[PASSAGE SHOWN]
════════════════════

Recognition of the extent of police violence against African males in Kenya and its wrongness has, according to Bekele-Piper, provided the jumping off point for change.
“That acknowledgement makes churches want to do better and do more; It makes parents want to teach their children differently. People now are wanting to really get caught up on what Black Lives Matter’s political ideology is – this is what our call to action is.”
“So, the target audience (for our protests) was the whole of the country. It was law makers, educators, families, parents and residents. I think that for me …, it was a call to action for everybody else who finds themselves fortunate enough to live in this country to ask themselves as to what role they would play to eliminate wanton police brutality.”

════════════════════

[EXTRACTED DATA]

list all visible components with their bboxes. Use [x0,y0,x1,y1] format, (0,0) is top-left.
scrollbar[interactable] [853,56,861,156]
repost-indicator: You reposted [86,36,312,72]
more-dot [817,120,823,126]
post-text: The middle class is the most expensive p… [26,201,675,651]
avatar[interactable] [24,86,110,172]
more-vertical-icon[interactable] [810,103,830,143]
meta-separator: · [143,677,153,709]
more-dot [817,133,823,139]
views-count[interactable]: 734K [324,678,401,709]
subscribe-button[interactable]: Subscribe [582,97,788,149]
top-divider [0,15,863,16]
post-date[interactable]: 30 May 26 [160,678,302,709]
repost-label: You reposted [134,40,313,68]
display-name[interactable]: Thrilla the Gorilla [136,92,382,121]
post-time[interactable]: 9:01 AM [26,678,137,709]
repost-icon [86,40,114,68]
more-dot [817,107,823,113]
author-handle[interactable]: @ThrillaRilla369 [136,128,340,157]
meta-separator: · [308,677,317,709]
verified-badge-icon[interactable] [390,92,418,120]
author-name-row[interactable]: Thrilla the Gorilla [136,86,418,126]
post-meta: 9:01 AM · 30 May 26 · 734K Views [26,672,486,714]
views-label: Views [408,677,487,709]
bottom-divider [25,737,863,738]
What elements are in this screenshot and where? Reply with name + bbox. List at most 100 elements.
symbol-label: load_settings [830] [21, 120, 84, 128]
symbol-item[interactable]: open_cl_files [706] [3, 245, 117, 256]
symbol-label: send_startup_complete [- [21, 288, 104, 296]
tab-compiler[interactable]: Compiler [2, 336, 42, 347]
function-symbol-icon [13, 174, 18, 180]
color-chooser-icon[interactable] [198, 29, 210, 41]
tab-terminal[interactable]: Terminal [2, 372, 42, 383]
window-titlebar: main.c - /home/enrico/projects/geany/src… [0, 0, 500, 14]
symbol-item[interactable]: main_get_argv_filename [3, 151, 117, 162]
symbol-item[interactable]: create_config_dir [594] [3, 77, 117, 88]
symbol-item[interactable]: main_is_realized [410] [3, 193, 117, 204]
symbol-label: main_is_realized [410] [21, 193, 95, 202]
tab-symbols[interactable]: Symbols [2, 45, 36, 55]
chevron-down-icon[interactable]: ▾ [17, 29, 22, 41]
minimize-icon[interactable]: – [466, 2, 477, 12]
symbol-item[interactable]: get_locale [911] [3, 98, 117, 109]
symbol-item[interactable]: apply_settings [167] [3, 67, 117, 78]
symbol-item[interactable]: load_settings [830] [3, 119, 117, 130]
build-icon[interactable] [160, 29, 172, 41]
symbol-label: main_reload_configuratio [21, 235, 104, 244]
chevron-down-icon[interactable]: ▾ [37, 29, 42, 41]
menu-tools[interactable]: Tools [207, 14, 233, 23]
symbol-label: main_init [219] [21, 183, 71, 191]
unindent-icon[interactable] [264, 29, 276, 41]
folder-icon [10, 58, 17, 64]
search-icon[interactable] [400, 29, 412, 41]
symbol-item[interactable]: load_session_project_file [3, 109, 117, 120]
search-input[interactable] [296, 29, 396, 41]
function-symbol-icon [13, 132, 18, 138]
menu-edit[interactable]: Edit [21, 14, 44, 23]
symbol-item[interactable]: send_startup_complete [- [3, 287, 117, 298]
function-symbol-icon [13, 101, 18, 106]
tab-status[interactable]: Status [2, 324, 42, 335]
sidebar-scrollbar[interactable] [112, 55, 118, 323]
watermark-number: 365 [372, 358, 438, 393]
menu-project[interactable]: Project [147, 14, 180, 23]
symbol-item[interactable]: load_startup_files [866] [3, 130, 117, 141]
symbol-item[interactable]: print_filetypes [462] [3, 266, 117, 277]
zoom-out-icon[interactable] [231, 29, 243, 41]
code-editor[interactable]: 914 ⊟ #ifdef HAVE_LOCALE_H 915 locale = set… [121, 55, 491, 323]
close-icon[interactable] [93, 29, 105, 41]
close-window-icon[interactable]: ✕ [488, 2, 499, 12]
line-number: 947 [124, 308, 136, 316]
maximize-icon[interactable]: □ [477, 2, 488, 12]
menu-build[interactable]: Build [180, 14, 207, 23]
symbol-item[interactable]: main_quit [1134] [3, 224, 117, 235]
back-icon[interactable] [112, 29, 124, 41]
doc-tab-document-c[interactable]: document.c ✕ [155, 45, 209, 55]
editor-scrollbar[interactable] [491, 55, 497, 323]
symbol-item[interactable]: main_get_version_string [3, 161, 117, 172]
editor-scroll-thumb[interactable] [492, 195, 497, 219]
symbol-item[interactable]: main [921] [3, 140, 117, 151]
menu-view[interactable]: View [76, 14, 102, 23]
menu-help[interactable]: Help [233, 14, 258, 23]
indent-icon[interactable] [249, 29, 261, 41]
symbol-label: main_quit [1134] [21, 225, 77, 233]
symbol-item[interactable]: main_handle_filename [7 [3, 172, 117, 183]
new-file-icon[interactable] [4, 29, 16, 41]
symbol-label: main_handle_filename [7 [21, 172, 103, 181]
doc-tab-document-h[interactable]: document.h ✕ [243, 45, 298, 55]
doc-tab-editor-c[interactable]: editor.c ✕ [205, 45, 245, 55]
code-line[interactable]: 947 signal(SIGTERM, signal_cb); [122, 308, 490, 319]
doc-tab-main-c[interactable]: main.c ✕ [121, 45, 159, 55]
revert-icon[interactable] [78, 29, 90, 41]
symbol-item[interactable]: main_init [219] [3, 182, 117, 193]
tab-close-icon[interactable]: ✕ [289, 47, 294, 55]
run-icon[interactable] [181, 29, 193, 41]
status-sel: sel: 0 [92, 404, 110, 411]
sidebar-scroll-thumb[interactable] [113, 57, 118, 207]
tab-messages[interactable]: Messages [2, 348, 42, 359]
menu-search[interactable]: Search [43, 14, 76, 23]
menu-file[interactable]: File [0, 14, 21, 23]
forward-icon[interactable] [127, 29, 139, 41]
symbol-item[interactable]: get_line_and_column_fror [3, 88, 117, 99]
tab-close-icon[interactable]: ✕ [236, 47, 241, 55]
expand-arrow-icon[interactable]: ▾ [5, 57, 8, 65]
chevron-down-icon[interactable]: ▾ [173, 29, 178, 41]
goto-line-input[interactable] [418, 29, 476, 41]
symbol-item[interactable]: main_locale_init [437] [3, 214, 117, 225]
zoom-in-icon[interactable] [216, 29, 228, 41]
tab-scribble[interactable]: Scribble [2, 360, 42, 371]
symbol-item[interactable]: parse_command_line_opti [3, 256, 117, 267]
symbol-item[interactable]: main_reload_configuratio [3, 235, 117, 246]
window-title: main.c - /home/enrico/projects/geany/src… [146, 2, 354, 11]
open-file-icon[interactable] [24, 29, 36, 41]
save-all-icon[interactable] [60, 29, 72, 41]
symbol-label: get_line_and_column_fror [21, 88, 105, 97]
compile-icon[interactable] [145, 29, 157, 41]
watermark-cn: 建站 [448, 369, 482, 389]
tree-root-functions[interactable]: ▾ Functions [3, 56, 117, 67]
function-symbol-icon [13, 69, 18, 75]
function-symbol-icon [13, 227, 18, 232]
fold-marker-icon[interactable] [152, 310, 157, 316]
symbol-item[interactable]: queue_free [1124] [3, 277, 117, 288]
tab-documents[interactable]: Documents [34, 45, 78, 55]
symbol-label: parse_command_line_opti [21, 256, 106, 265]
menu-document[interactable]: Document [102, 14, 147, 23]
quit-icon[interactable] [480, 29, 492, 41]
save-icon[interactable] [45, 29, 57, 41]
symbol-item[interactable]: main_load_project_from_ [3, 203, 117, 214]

════════════════════

[THE PROBLEM] For each statement, say whether the passage on police violence in Kenya agrees with it, answering yes or no and quoting the deciding words of the passage. (a) The protests were aimed only at law makers. (b) The acknowledgement makes parents want to teach their children differently. (c) Recognition of police violence in Kenya has provided the jumping off point for change. The data is separate material, unconnected to the passage on police violence in Kenya.

[OUTPUT BELOW]
(a) No: "the target audience (for our protests) was the whole of the country."
(b) Yes: "It makes parents want to teach their children differently."
(c) Yes: "provided the jumping off point for change."